__Work to be completed__
Take the line that contains "Convert this document image to plain text." and every line after it in the material below, and quote them exactly.

○ ○ ○ ○ ○

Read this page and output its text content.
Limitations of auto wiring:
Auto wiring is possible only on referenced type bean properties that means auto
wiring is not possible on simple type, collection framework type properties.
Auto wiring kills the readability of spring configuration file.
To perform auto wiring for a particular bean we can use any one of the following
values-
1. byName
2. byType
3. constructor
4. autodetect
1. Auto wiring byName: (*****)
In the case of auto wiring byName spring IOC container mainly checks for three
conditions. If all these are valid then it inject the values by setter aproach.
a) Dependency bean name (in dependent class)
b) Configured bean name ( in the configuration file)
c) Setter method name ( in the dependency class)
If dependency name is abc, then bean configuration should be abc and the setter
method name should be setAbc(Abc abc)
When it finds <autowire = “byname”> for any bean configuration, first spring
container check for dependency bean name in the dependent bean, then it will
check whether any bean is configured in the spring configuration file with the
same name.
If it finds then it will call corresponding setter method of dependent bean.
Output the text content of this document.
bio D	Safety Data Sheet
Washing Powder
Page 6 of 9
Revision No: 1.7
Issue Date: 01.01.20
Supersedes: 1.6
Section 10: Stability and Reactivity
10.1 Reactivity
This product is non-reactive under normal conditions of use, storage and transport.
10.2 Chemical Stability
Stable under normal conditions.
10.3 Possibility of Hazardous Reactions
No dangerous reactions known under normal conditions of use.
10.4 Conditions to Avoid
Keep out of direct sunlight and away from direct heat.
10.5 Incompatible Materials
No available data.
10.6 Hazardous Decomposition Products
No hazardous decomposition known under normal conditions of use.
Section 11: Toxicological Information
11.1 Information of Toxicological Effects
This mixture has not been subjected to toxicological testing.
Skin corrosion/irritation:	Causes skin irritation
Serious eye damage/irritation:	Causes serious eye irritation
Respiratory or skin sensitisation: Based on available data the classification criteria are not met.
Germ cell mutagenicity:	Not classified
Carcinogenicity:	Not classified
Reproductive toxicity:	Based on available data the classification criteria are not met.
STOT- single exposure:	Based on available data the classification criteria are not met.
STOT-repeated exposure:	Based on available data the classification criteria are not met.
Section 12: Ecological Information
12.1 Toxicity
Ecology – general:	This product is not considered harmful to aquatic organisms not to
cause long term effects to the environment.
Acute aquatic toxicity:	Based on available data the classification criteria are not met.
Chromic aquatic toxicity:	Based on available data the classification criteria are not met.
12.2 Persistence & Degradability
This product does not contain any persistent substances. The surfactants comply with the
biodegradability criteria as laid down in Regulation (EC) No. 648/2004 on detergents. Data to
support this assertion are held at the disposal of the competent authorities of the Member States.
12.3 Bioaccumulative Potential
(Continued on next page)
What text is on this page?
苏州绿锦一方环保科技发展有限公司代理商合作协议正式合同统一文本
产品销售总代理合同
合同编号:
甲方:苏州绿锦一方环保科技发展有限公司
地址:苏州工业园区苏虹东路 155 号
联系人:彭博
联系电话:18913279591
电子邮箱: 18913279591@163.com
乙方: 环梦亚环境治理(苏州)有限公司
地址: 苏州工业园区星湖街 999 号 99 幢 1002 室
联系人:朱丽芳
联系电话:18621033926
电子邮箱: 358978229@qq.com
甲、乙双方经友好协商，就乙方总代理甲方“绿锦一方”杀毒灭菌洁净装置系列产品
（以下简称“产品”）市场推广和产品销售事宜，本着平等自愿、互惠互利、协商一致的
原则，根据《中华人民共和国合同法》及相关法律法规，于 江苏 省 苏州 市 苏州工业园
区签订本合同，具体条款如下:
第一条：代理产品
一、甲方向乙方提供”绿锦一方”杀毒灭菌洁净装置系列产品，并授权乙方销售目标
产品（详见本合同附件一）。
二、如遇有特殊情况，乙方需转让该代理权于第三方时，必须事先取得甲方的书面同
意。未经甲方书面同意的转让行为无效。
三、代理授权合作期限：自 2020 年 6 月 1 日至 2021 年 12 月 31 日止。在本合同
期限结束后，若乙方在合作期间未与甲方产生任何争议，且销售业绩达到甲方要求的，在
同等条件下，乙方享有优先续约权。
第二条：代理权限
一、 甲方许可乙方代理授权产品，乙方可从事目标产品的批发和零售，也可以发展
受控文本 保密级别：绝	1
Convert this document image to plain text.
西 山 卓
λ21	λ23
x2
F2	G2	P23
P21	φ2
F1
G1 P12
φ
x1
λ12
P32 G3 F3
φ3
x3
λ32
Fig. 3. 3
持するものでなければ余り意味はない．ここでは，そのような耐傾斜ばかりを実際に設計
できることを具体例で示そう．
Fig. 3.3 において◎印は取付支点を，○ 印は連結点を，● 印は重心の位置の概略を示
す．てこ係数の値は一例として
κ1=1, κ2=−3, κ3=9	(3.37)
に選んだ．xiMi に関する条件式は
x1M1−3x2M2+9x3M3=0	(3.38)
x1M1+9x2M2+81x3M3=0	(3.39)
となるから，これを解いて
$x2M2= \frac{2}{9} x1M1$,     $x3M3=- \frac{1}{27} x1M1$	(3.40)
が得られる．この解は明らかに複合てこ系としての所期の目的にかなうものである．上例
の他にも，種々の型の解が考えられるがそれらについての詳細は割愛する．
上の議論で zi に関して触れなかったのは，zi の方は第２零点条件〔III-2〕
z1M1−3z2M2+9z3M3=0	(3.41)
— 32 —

○ ○ ○ ○ ○

__Written solution__
Convert this document image to plain text.
西 山 卓
λ21	λ23
x2
F2	G2	P23
P21	φ2
F1
G1 P12
φ
x1
λ12
P32 G3 F3
φ3
x3
λ32
Fig. 3. 3
持するものでなければ余り意味はない．ここでは，そのような耐傾斜ばかりを実際に設計
できることを具体例で示そう．
Fig. 3.3 において◎印は取付支点を，○ 印は連結点を，● 印は重心の位置の概略を示
す．てこ係数の値は一例として
κ1=1, κ2=−3, κ3=9	(3.37)
に選んだ．xiMi に関する条件式は
x1M1−3x2M2+9x3M3=0	(3.38)
x1M1+9x2M2+81x3M3=0	(3.39)
となるから，これを解いて
$x2M2= \frac{2}{9} x1M1$,     $x3M3=- \frac{1}{27} x1M1$	(3.40)
が得られる．この解は明らかに複合てこ系としての所期の目的にかなうものである．上例
の他にも，種々の型の解が考えられるがそれらについての詳細は割愛する．
上の議論で zi に関して触れなかったのは，zi の方は第２零点条件〔III-2〕
z1M1−3z2M2+9z3M3=0	(3.41)
— 32 —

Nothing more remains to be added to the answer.